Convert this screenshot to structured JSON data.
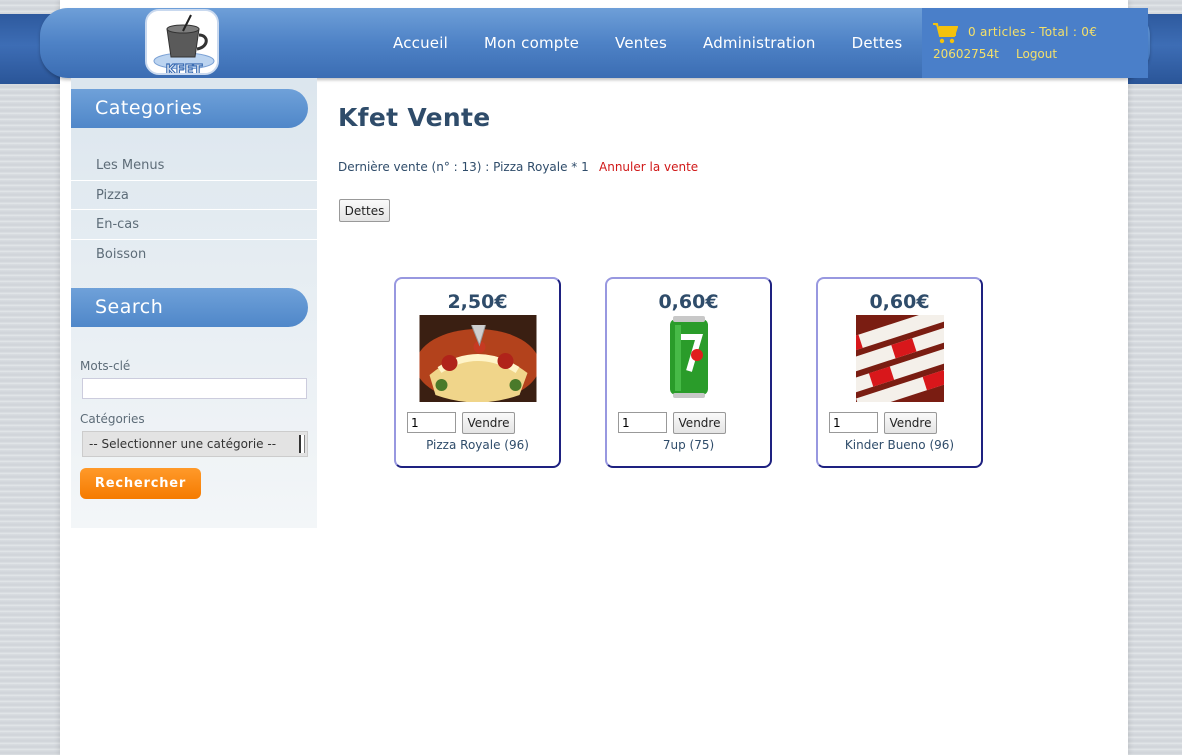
{
  "nav": {
    "items": [
      "Accueil",
      "Mon compte",
      "Ventes",
      "Administration",
      "Dettes"
    ]
  },
  "cart": {
    "summary": "0 articles - Total : 0€",
    "user": "20602754t",
    "logout": "Logout",
    "icon": "cart-icon"
  },
  "sidebar": {
    "categories_title": "Categories",
    "categories": [
      "Les Menus",
      "Pizza",
      "En-cas",
      "Boisson"
    ],
    "search_title": "Search",
    "keywords_label": "Mots-clé",
    "keywords_value": "",
    "category_label": "Catégories",
    "category_selected": "-- Selectionner une catégorie --",
    "search_button": "Rechercher"
  },
  "main": {
    "title": "Kfet Vente",
    "last_sale": "Dernière vente (n° : 13) : Pizza Royale * 1",
    "cancel_sale": "Annuler la vente",
    "debts_button": "Dettes",
    "products": [
      {
        "price": "2,50€",
        "qty": "1",
        "sell": "Vendre",
        "name": "Pizza Royale (96)"
      },
      {
        "price": "0,60€",
        "qty": "1",
        "sell": "Vendre",
        "name": "7up (75)"
      },
      {
        "price": "0,60€",
        "qty": "1",
        "sell": "Vendre",
        "name": "Kinder Bueno (96)"
      }
    ]
  },
  "colors": {
    "nav_blue": "#4e82c6",
    "title_blue": "#2f4c6a",
    "cart_yellow": "#f4e06a",
    "cancel_red": "#d01818",
    "search_orange": "#f57b00"
  }
}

##########

Find the word "name" in the records and pull out each line that has it.

- _Solution_
        "name": "Pizza Royale (96)"
        "name": "7up (75)"
        "name": "Kinder Bueno (96)"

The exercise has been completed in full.